● **What you are asked to do**
Repeat the material exactly, every line of it.
**** Supplied data ****
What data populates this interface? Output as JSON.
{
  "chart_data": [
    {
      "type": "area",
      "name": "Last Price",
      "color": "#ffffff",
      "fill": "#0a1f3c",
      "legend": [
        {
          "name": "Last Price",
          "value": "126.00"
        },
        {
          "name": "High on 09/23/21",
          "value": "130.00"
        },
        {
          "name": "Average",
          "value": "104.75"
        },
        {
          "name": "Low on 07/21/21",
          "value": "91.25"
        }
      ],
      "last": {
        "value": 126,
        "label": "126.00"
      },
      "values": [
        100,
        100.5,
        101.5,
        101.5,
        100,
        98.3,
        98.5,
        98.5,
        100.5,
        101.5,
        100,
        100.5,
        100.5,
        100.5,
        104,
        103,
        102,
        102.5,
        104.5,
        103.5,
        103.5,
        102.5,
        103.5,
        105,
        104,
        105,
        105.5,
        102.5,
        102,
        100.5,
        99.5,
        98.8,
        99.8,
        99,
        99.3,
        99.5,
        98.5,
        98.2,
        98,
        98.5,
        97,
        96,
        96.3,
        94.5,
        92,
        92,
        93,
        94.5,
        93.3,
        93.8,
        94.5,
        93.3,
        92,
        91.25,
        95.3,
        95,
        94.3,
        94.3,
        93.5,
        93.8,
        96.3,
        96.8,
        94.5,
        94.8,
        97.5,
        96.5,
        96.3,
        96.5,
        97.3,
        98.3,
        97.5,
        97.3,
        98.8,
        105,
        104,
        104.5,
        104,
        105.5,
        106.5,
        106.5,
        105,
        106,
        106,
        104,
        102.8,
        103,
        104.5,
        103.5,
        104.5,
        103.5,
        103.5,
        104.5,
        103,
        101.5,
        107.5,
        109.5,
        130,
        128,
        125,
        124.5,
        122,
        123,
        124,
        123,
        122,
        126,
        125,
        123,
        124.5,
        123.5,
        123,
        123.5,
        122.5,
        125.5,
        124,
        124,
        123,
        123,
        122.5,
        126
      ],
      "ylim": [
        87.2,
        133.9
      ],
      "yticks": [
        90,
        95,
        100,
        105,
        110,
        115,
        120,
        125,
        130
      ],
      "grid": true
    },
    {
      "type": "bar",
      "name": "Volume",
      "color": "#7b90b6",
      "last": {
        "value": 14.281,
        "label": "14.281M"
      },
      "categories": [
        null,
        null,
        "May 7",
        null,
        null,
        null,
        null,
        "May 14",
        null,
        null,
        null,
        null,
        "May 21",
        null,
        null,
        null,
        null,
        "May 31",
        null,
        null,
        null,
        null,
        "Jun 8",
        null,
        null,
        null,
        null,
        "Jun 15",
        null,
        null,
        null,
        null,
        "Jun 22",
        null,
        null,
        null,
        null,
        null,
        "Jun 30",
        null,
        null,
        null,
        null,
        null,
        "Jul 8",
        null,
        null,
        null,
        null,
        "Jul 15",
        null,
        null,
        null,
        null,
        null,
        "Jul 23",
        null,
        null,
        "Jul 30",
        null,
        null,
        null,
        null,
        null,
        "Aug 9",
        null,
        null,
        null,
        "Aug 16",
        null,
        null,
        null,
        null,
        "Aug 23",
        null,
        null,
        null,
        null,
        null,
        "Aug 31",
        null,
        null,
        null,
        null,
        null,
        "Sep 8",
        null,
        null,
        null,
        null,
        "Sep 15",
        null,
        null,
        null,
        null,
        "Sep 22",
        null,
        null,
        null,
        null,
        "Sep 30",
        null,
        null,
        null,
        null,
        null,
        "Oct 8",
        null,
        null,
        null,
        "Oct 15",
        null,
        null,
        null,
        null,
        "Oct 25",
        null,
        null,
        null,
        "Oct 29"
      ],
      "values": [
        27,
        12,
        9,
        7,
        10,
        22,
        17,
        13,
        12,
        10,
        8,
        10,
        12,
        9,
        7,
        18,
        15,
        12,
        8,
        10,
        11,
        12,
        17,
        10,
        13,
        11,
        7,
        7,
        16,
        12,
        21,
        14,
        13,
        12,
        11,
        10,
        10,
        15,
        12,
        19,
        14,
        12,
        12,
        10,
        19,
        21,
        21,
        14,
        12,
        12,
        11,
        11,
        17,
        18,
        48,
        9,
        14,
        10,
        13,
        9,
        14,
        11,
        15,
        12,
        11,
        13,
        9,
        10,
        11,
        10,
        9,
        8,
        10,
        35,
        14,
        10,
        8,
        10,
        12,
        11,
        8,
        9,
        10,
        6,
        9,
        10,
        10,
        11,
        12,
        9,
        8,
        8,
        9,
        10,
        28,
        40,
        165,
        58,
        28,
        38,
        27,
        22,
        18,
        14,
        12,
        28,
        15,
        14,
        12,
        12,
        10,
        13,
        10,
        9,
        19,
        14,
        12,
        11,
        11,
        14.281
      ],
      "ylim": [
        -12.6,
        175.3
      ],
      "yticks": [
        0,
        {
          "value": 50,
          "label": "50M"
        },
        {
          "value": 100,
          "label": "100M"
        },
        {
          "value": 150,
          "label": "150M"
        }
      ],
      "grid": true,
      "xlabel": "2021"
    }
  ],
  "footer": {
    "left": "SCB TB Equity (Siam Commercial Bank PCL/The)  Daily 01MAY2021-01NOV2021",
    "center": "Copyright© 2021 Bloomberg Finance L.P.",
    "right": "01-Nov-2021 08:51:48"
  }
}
****
● **Task answer**
What data populates this interface? Output as JSON.
{
  "chart_data": [
    {
      "type": "area",
      "name": "Last Price",
      "color": "#ffffff",
      "fill": "#0a1f3c",
      "legend": [
        {
          "name": "Last Price",
          "value": "126.00"
        },
        {
          "name": "High on 09/23/21",
          "value": "130.00"
        },
        {
          "name": "Average",
          "value": "104.75"
        },
        {
          "name": "Low on 07/21/21",
          "value": "91.25"
        }
      ],
      "last": {
        "value": 126,
        "label": "126.00"
      },
      "values": [
        100,
        100.5,
        101.5,
        101.5,
        100,
        98.3,
        98.5,
        98.5,
        100.5,
        101.5,
        100,
        100.5,
        100.5,
        100.5,
        104,
        103,
        102,
        102.5,
        104.5,
        103.5,
        103.5,
        102.5,
        103.5,
        105,
        104,
        105,
        105.5,
        102.5,
        102,
        100.5,
        99.5,
        98.8,
        99.8,
        99,
        99.3,
        99.5,
        98.5,
        98.2,
        98,
        98.5,
        97,
        96,
        96.3,
        94.5,
        92,
        92,
        93,
        94.5,
        93.3,
        93.8,
        94.5,
        93.3,
        92,
        91.25,
        95.3,
        95,
        94.3,
        94.3,
        93.5,
        93.8,
        96.3,
        96.8,
        94.5,
        94.8,
        97.5,
        96.5,
        96.3,
        96.5,
        97.3,
        98.3,
        97.5,
        97.3,
        98.8,
        105,
        104,
        104.5,
        104,
        105.5,
        106.5,
        106.5,
        105,
        106,
        106,
        104,
        102.8,
        103,
        104.5,
        103.5,
        104.5,
        103.5,
        103.5,
        104.5,
        103,
        101.5,
        107.5,
        109.5,
        130,
        128,
        125,
        124.5,
        122,
        123,
        124,
        123,
        122,
        126,
        125,
        123,
        124.5,
        123.5,
        123,
        123.5,
        122.5,
        125.5,
        124,
        124,
        123,
        123,
        122.5,
        126
      ],
      "ylim": [
        87.2,
        133.9
      ],
      "yticks": [
        90,
        95,
        100,
        105,
        110,
        115,
        120,
        125,
        130
      ],
      "grid": true
    },
    {
      "type": "bar",
      "name": "Volume",
      "color": "#7b90b6",
      "last": {
        "value": 14.281,
        "label": "14.281M"
      },
      "categories": [
        null,
        null,
        "May 7",
        null,
        null,
        null,
        null,
        "May 14",
        null,
        null,
        null,
        null,
        "May 21",
        null,
        null,
        null,
        null,
        "May 31",
        null,
        null,
        null,
        null,
        "Jun 8",
        null,
        null,
        null,
        null,
        "Jun 15",
        null,
        null,
        null,
        null,
        "Jun 22",
        null,
        null,
        null,
        null,
        null,
        "Jun 30",
        null,
        null,
        null,
        null,
        null,
        "Jul 8",
        null,
        null,
        null,
        null,
        "Jul 15",
        null,
        null,
        null,
        null,
        null,
        "Jul 23",
        null,
        null,
        "Jul 30",
        null,
        null,
        null,
        null,
        null,
        "Aug 9",
        null,
        null,
        null,
        "Aug 16",
        null,
        null,
        null,
        null,
        "Aug 23",
        null,
        null,
        null,
        null,
        null,
        "Aug 31",
        null,
        null,
        null,
        null,
        null,
        "Sep 8",
        null,
        null,
        null,
        null,
        "Sep 15",
        null,
        null,
        null,
        null,
        "Sep 22",
        null,
        null,
        null,
        null,
        "Sep 30",
        null,
        null,
        null,
        null,
        null,
        "Oct 8",
        null,
        null,
        null,
        "Oct 15",
        null,
        null,
        null,
        null,
        "Oct 25",
        null,
        null,
        null,
        "Oct 29"
      ],
      "values": [
        27,
        12,
        9,
        7,
        10,
        22,
        17,
        13,
        12,
        10,
        8,
        10,
        12,
        9,
        7,
        18,
        15,
        12,
        8,
        10,
        11,
        12,
        17,
        10,
        13,
        11,
        7,
        7,
        16,
        12,
        21,
        14,
        13,
        12,
        11,
        10,
        10,
        15,
        12,
        19,
        14,
        12,
        12,
        10,
        19,
        21,
        21,
        14,
        12,
        12,
        11,
        11,
        17,
        18,
        48,
        9,
        14,
        10,
        13,
        9,
        14,
        11,
        15,
        12,
        11,
        13,
        9,
        10,
        11,
        10,
        9,
        8,
        10,
        35,
        14,
        10,
        8,
        10,
        12,
        11,
        8,
        9,
        10,
        6,
        9,
        10,
        10,
        11,
        12,
        9,
        8,
        8,
        9,
        10,
        28,
        40,
        165,
        58,
        28,
        38,
        27,
        22,
        18,
        14,
        12,
        28,
        15,
        14,
        12,
        12,
        10,
        13,
        10,
        9,
        19,
        14,
        12,
        11,
        11,
        14.281
      ],
      "ylim": [
        -12.6,
        175.3
      ],
      "yticks": [
        0,
        {
          "value": 50,
          "label": "50M"
        },
        {
          "value": 100,
          "label": "100M"
        },
        {
          "value": 150,
          "label": "150M"
        }
      ],
      "grid": true,
      "xlabel": "2021"
    }
  ],
  "footer": {
    "left": "SCB TB Equity (Siam Commercial Bank PCL/The)  Daily 01MAY2021-01NOV2021",
    "center": "Copyright© 2021 Bloomberg Finance L.P.",
    "right": "01-Nov-2021 08:51:48"
  }
}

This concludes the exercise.